◆ **Material**
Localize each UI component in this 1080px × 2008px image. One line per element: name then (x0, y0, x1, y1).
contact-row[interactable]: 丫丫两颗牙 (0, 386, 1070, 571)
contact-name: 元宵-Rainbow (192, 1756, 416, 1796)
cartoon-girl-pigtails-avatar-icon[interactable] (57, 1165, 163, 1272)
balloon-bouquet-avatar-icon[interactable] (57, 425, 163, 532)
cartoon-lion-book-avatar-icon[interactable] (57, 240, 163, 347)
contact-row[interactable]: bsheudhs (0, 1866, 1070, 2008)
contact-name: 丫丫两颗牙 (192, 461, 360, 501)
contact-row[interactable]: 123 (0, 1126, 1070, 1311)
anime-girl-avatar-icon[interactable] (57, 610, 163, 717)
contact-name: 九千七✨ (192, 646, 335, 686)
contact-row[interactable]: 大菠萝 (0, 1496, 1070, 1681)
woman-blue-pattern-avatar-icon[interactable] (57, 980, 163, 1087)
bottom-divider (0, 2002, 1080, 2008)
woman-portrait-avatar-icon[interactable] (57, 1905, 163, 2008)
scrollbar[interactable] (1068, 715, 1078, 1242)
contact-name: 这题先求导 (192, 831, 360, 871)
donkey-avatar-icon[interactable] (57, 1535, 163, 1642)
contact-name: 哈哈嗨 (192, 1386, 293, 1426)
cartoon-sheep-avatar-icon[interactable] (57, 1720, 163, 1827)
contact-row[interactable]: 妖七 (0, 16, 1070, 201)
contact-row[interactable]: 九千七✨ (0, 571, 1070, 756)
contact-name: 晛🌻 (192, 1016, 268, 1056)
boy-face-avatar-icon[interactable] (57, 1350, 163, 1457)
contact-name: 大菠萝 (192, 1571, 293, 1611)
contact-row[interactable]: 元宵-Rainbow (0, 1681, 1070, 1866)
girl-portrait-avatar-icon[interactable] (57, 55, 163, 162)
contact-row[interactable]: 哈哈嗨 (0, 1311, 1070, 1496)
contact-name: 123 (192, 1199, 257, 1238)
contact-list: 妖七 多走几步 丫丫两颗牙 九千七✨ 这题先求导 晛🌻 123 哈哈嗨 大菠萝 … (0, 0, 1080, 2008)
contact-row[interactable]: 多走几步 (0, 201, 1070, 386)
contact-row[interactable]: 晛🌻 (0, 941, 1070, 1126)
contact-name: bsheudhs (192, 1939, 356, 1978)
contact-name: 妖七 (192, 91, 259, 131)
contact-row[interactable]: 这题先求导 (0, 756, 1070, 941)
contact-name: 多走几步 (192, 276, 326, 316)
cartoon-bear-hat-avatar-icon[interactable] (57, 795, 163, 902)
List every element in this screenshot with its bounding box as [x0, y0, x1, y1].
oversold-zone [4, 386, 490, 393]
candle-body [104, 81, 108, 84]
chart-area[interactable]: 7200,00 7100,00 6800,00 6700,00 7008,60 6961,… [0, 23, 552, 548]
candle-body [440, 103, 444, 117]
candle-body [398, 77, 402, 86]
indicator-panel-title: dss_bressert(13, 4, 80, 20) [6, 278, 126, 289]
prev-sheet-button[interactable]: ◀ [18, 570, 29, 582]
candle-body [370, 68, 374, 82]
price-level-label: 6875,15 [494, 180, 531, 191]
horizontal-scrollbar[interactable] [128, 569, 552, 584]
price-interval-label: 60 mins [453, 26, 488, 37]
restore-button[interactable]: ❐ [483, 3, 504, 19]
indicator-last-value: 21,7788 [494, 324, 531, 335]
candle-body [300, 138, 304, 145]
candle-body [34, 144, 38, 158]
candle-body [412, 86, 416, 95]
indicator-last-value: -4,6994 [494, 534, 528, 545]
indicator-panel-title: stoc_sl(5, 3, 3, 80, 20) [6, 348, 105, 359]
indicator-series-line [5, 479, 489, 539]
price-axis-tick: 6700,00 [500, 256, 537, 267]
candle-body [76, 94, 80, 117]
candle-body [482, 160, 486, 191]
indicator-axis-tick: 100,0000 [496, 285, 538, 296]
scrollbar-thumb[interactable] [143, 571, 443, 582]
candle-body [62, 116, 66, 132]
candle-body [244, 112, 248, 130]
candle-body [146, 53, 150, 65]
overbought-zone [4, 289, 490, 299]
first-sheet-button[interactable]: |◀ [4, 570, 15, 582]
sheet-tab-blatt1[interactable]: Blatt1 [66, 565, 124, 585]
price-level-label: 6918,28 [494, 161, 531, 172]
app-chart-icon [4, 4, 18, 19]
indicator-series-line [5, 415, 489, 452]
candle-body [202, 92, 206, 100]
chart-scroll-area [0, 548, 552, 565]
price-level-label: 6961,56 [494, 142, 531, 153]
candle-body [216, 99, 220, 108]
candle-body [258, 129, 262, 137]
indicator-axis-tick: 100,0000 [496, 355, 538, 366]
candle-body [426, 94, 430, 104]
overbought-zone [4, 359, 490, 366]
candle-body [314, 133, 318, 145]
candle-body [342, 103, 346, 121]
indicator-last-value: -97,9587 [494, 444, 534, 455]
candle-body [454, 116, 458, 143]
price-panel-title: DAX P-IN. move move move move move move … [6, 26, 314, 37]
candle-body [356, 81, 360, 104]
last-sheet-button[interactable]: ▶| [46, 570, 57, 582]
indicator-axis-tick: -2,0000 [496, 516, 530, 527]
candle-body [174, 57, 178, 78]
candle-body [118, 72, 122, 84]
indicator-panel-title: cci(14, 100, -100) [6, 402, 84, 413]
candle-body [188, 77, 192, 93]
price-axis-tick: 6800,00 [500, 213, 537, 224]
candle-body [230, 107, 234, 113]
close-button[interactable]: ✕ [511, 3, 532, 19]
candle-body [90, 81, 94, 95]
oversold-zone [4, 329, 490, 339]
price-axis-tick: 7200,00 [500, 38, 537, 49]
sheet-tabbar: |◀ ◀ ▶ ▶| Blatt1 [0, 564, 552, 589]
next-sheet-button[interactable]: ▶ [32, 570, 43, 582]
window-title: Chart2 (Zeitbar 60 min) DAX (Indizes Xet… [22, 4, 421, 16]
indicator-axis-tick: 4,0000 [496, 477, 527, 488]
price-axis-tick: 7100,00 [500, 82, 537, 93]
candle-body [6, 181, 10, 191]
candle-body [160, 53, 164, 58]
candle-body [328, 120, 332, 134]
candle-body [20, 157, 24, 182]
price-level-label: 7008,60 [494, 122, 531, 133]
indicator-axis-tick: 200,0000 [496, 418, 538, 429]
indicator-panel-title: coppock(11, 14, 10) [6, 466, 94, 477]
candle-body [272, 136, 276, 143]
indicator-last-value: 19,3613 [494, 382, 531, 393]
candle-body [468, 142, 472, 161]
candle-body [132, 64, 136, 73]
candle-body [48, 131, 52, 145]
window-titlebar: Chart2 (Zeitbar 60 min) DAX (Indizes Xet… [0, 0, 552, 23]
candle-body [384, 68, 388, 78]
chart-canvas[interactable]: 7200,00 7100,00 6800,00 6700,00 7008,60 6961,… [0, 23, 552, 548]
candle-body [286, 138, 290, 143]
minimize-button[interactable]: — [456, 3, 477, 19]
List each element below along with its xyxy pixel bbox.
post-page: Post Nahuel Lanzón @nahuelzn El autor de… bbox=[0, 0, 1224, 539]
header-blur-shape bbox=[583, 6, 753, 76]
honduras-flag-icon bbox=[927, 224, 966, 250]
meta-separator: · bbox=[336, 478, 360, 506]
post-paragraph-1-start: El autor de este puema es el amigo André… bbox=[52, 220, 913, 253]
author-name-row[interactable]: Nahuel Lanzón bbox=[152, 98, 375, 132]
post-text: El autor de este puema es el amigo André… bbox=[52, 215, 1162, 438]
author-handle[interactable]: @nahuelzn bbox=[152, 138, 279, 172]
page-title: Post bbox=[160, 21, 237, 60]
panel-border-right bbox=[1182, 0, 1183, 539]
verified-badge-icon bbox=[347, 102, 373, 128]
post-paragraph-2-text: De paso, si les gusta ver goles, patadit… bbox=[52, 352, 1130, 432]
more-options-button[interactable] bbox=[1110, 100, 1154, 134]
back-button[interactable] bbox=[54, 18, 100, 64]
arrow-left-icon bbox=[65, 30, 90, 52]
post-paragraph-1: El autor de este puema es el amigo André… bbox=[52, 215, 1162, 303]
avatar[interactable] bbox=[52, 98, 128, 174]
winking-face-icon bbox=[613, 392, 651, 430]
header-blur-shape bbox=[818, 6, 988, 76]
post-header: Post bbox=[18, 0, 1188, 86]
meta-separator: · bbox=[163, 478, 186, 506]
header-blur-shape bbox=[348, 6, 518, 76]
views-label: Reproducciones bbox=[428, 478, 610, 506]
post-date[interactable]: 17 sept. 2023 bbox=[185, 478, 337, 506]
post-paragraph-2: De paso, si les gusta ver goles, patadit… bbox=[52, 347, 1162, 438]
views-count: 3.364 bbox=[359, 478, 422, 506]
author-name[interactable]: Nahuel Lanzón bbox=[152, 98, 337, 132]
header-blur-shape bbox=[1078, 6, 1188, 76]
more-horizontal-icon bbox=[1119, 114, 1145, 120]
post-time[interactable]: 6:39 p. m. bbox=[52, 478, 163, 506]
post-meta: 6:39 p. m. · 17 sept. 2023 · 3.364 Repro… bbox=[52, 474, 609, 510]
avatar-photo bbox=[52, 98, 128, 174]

◆ **Task instructions**
Rewrite the lines from the first one through the line containing "1165, 163, 1272)", changing "contact-name" to "display-name" and leaving everything else as it is. Return only those lines.

◆ **The response**
Localize each UI component in this 1080px × 2008px image. One line per element: name then (x0, y0, x1, y1).
contact-row[interactable]: 丫丫两颗牙 (0, 386, 1070, 571)
display-name: 元宵-Rainbow (192, 1756, 416, 1796)
cartoon-girl-pigtails-avatar-icon[interactable] (57, 1165, 163, 1272)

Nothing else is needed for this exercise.